Retype the whole listing below, character for character.

Dataset items
▬▬▬

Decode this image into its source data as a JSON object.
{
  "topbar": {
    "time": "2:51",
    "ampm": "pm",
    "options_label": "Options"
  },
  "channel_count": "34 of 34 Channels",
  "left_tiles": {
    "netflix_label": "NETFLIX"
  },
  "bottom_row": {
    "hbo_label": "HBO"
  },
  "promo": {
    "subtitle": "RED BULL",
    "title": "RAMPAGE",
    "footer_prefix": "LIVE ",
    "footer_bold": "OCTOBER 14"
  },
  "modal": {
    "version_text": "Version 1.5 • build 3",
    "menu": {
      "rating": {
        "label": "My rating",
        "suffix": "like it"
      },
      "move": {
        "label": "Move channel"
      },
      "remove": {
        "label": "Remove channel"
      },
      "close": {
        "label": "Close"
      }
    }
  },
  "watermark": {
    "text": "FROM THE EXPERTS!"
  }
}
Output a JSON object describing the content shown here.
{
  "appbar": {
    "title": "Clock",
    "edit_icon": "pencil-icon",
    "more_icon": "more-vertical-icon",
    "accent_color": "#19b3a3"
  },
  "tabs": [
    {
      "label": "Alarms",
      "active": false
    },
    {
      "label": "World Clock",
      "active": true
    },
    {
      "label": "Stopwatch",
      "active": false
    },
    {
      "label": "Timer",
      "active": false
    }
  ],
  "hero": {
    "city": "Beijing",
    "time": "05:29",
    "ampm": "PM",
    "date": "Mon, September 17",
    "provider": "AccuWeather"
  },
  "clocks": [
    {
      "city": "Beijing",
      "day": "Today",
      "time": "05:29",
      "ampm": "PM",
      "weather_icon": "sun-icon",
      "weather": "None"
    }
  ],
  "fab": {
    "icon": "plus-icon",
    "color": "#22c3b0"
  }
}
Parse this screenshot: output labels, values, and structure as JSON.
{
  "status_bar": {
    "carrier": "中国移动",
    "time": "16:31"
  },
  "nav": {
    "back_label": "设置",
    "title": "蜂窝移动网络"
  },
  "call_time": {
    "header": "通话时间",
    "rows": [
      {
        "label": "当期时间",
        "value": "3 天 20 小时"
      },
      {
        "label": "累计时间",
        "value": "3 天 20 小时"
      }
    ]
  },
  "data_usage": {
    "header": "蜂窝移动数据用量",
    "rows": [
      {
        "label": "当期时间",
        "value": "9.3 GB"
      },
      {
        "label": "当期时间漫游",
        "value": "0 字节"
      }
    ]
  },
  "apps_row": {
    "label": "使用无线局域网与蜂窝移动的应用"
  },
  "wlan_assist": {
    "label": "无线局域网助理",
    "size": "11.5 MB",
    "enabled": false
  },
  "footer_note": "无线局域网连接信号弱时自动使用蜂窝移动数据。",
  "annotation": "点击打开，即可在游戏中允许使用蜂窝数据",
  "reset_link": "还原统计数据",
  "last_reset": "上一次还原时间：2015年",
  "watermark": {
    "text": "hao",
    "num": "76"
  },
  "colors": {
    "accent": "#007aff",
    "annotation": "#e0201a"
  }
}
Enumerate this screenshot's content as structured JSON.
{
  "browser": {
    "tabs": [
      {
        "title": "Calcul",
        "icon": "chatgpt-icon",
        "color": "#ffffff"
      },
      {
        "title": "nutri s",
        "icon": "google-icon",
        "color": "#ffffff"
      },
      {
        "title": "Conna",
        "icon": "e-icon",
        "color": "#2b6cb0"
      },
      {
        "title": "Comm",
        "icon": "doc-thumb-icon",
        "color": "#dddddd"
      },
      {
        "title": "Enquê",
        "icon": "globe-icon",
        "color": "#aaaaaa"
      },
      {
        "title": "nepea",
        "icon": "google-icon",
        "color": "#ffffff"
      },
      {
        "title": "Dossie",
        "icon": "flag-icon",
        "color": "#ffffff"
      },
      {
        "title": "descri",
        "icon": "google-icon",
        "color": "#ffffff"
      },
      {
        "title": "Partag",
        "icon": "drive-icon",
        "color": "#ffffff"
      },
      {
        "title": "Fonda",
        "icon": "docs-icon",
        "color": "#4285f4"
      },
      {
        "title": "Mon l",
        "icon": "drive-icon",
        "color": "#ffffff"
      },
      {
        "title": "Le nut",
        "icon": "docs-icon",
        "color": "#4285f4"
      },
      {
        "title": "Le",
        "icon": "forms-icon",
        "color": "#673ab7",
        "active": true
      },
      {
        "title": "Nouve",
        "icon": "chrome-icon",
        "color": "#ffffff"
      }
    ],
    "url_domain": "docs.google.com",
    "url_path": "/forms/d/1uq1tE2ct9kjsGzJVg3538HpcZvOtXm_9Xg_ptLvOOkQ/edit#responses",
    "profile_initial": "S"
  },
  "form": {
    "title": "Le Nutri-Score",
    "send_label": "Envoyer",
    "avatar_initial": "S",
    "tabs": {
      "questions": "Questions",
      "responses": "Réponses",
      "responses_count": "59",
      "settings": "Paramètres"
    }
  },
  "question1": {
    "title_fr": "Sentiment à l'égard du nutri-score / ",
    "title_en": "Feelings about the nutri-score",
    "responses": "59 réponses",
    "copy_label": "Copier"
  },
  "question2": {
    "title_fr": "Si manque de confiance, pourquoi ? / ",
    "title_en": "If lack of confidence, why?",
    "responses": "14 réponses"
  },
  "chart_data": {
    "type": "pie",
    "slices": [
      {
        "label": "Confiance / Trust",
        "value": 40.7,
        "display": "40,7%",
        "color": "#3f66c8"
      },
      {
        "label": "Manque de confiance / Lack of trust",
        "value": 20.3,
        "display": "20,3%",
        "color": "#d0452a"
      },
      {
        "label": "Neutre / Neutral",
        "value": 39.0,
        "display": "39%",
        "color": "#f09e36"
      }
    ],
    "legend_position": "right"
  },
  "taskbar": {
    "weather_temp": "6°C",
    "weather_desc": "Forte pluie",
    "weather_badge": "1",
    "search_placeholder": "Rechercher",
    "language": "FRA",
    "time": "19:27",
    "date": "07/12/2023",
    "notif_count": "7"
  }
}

▬▬▬

* _WRITTEN RESPONSE_
Decode this image into its source data as a JSON object.
{
  "topbar": {
    "time": "2:51",
    "ampm": "pm",
    "options_label": "Options"
  },
  "channel_count": "34 of 34 Channels",
  "left_tiles": {
    "netflix_label": "NETFLIX"
  },
  "bottom_row": {
    "hbo_label": "HBO"
  },
  "promo": {
    "subtitle": "RED BULL",
    "title": "RAMPAGE",
    "footer_prefix": "LIVE ",
    "footer_bold": "OCTOBER 14"
  },
  "modal": {
    "version_text": "Version 1.5 • build 3",
    "menu": {
      "rating": {
        "label": "My rating",
        "suffix": "like it"
      },
      "move": {
        "label": "Move channel"
      },
      "remove": {
        "label": "Remove channel"
      },
      "close": {
        "label": "Close"
      }
    }
  },
  "watermark": {
    "text": "FROM THE EXPERTS!"
  }
}
Output a JSON object describing the content shown here.
{
  "appbar": {
    "title": "Clock",
    "edit_icon": "pencil-icon",
    "more_icon": "more-vertical-icon",
    "accent_color": "#19b3a3"
  },
  "tabs": [
    {
      "label": "Alarms",
      "active": false
    },
    {
      "label": "World Clock",
      "active": true
    },
    {
      "label": "Stopwatch",
      "active": false
    },
    {
      "label": "Timer",
      "active": false
    }
  ],
  "hero": {
    "city": "Beijing",
    "time": "05:29",
    "ampm": "PM",
    "date": "Mon, September 17",
    "provider": "AccuWeather"
  },
  "clocks": [
    {
      "city": "Beijing",
      "day": "Today",
      "time": "05:29",
      "ampm": "PM",
      "weather_icon": "sun-icon",
      "weather": "None"
    }
  ],
  "fab": {
    "icon": "plus-icon",
    "color": "#22c3b0"
  }
}
Parse this screenshot: output labels, values, and structure as JSON.
{
  "status_bar": {
    "carrier": "中国移动",
    "time": "16:31"
  },
  "nav": {
    "back_label": "设置",
    "title": "蜂窝移动网络"
  },
  "call_time": {
    "header": "通话时间",
    "rows": [
      {
        "label": "当期时间",
        "value": "3 天 20 小时"
      },
      {
        "label": "累计时间",
        "value": "3 天 20 小时"
      }
    ]
  },
  "data_usage": {
    "header": "蜂窝移动数据用量",
    "rows": [
      {
        "label": "当期时间",
        "value": "9.3 GB"
      },
      {
        "label": "当期时间漫游",
        "value": "0 字节"
      }
    ]
  },
  "apps_row": {
    "label": "使用无线局域网与蜂窝移动的应用"
  },
  "wlan_assist": {
    "label": "无线局域网助理",
    "size": "11.5 MB",
    "enabled": false
  },
  "footer_note": "无线局域网连接信号弱时自动使用蜂窝移动数据。",
  "annotation": "点击打开，即可在游戏中允许使用蜂窝数据",
  "reset_link": "还原统计数据",
  "last_reset": "上一次还原时间：2015年",
  "watermark": {
    "text": "hao",
    "num": "76"
  },
  "colors": {
    "accent": "#007aff",
    "annotation": "#e0201a"
  }
}
Enumerate this screenshot's content as structured JSON.
{
  "browser": {
    "tabs": [
      {
        "title": "Calcul",
        "icon": "chatgpt-icon",
        "color": "#ffffff"
      },
      {
        "title": "nutri s",
        "icon": "google-icon",
        "color": "#ffffff"
      },
      {
        "title": "Conna",
        "icon": "e-icon",
        "color": "#2b6cb0"
      },
      {
        "title": "Comm",
        "icon": "doc-thumb-icon",
        "color": "#dddddd"
      },
      {
        "title": "Enquê",
        "icon": "globe-icon",
        "color": "#aaaaaa"
      },
      {
        "title": "nepea",
        "icon": "google-icon",
        "color": "#ffffff"
      },
      {
        "title": "Dossie",
        "icon": "flag-icon",
        "color": "#ffffff"
      },
      {
        "title": "descri",
        "icon": "google-icon",
        "color": "#ffffff"
      },
      {
        "title": "Partag",
        "icon": "drive-icon",
        "color": "#ffffff"
      },
      {
        "title": "Fonda",
        "icon": "docs-icon",
        "color": "#4285f4"
      },
      {
        "title": "Mon l",
        "icon": "drive-icon",
        "color": "#ffffff"
      },
      {
        "title": "Le nut",
        "icon": "docs-icon",
        "color": "#4285f4"
      },
      {
        "title": "Le",
        "icon": "forms-icon",
        "color": "#673ab7",
        "active": true
      },
      {
        "title": "Nouve",
        "icon": "chrome-icon",
        "color": "#ffffff"
      }
    ],
    "url_domain": "docs.google.com",
    "url_path": "/forms/d/1uq1tE2ct9kjsGzJVg3538HpcZvOtXm_9Xg_ptLvOOkQ/edit#responses",
    "profile_initial": "S"
  },
  "form": {
    "title": "Le Nutri-Score",
    "send_label": "Envoyer",
    "avatar_initial": "S",
    "tabs": {
      "questions": "Questions",
      "responses": "Réponses",
      "responses_count": "59",
      "settings": "Paramètres"
    }
  },
  "question1": {
    "title_fr": "Sentiment à l'égard du nutri-score / ",
    "title_en": "Feelings about the nutri-score",
    "responses": "59 réponses",
    "copy_label": "Copier"
  },
  "question2": {
    "title_fr": "Si manque de confiance, pourquoi ? / ",
    "title_en": "If lack of confidence, why?",
    "responses": "14 réponses"
  },
  "chart_data": {
    "type": "pie",
    "slices": [
      {
        "label": "Confiance / Trust",
        "value": 40.7,
        "display": "40,7%",
        "color": "#3f66c8"
      },
      {
        "label": "Manque de confiance / Lack of trust",
        "value": 20.3,
        "display": "20,3%",
        "color": "#d0452a"
      },
      {
        "label": "Neutre / Neutral",
        "value": 39.0,
        "display": "39%",
        "color": "#f09e36"
      }
    ],
    "legend_position": "right"
  },
  "taskbar": {
    "weather_temp": "6°C",
    "weather_desc": "Forte pluie",
    "weather_badge": "1",
    "search_placeholder": "Rechercher",
    "language": "FRA",
    "time": "19:27",
    "date": "07/12/2023",
    "notif_count": "7"
  }
}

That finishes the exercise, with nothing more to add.